(Figure collection entries)
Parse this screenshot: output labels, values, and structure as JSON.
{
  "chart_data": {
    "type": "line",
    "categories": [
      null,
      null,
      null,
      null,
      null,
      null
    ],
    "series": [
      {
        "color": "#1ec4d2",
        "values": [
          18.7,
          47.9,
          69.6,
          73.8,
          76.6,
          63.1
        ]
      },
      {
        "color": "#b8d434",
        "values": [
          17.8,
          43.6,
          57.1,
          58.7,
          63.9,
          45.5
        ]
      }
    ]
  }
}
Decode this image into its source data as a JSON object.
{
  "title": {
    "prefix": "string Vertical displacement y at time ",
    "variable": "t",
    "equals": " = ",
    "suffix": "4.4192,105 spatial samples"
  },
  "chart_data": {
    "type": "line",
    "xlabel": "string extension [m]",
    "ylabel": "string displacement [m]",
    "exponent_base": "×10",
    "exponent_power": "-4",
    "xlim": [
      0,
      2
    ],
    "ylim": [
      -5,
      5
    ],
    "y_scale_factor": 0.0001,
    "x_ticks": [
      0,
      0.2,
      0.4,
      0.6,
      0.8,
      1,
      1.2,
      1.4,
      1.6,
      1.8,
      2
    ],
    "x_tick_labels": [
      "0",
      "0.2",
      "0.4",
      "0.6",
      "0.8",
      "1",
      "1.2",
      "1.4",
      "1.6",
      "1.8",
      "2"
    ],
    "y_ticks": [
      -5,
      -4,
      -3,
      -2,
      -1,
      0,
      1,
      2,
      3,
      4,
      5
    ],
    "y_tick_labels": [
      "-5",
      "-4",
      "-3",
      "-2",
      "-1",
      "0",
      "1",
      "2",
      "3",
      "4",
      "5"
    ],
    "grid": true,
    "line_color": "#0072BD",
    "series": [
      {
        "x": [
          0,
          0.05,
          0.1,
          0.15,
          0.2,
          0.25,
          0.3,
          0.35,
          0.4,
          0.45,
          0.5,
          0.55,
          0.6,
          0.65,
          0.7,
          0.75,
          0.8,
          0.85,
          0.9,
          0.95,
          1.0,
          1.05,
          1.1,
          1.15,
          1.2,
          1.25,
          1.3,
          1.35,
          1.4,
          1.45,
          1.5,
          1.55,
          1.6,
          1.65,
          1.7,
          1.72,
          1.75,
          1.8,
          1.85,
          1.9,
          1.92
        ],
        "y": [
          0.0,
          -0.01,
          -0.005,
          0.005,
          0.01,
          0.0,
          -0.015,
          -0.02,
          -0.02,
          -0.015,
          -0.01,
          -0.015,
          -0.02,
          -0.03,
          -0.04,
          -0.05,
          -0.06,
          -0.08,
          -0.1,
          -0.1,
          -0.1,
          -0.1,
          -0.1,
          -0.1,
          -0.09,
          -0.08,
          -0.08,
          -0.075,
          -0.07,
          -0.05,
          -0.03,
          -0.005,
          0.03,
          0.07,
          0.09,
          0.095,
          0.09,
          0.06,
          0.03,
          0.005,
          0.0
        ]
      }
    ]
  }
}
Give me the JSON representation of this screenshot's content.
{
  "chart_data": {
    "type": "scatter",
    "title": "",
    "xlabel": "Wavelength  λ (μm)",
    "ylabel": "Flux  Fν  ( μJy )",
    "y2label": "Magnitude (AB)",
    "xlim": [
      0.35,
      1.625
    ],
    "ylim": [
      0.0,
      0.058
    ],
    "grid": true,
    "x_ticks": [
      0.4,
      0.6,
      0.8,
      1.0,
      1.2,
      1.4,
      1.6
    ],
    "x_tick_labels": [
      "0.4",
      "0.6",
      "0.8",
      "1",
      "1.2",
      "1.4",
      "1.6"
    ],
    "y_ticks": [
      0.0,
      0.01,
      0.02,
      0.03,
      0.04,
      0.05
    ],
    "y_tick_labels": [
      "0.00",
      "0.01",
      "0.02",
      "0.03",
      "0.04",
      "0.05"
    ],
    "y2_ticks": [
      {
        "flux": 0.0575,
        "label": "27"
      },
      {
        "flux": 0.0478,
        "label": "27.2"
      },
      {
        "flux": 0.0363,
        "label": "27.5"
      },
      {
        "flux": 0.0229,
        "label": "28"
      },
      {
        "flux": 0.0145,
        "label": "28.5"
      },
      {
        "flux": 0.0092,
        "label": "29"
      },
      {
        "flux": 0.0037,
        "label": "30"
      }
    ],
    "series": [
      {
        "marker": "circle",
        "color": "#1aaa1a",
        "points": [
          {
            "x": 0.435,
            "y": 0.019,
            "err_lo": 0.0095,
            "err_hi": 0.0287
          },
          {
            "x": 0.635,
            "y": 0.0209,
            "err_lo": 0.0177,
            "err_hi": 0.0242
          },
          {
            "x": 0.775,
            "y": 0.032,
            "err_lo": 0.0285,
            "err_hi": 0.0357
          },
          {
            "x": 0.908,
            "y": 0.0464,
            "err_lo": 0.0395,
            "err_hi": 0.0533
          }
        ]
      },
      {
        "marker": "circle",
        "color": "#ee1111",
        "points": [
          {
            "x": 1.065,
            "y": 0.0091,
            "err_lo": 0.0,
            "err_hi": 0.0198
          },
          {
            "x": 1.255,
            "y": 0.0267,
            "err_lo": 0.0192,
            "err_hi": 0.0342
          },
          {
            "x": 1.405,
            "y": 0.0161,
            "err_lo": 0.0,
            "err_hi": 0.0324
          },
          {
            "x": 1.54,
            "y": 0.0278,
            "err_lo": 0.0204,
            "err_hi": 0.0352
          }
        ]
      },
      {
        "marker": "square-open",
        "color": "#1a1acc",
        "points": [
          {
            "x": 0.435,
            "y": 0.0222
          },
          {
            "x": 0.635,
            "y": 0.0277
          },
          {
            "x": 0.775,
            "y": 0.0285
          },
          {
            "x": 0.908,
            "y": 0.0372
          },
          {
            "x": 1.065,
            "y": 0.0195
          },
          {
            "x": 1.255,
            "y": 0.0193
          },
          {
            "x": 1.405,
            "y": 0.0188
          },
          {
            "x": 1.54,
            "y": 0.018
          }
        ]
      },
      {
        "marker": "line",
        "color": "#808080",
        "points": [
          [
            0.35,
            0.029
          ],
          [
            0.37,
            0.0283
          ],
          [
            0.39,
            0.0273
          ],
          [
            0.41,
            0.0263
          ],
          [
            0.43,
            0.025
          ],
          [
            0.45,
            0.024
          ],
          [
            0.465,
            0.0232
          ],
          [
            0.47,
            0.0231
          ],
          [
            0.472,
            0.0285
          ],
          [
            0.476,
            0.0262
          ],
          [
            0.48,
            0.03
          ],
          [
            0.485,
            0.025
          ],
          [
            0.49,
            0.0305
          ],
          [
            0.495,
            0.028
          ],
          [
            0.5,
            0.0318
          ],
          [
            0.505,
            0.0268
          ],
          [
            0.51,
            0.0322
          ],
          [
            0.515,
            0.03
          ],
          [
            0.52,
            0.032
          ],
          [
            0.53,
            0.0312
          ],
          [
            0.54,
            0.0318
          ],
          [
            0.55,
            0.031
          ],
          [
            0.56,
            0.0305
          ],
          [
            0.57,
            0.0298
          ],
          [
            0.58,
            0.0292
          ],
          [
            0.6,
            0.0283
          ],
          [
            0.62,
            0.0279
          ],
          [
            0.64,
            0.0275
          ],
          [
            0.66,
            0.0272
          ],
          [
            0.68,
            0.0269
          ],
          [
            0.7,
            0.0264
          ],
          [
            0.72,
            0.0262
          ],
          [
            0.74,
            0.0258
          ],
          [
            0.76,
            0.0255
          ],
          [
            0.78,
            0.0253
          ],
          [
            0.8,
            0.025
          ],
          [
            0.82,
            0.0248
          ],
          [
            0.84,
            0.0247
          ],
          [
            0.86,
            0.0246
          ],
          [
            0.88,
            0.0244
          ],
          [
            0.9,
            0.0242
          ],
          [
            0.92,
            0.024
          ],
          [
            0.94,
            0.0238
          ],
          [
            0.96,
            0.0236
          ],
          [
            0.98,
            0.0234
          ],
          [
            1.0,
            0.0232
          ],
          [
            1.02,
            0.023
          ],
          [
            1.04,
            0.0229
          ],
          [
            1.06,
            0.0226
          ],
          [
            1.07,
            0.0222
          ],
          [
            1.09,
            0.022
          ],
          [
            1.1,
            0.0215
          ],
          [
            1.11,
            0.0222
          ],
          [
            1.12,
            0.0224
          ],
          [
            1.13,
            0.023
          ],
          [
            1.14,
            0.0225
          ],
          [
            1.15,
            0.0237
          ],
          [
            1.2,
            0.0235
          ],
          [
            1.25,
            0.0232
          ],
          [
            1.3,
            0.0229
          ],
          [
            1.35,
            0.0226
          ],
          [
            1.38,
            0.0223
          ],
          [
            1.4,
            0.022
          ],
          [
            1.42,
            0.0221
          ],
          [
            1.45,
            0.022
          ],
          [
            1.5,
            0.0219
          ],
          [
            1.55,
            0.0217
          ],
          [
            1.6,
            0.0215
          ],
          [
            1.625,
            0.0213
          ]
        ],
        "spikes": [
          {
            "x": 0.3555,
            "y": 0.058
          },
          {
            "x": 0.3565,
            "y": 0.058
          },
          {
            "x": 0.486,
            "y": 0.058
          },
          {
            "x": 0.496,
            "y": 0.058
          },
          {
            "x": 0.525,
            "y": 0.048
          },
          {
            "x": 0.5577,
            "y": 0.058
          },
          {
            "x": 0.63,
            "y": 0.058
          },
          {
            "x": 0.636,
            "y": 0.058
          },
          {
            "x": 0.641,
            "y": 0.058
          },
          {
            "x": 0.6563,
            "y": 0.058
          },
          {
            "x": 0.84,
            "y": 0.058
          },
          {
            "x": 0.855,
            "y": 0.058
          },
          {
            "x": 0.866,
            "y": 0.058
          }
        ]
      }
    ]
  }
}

→ **Prompt**
Copy every line in the entries above that has the string "this" in it.

→ **Exercise answer**
Parse this screenshot: output labels, values, and structure as JSON.
Decode this image into its source data as a JSON object.
Give me the JSON representation of this screenshot's content.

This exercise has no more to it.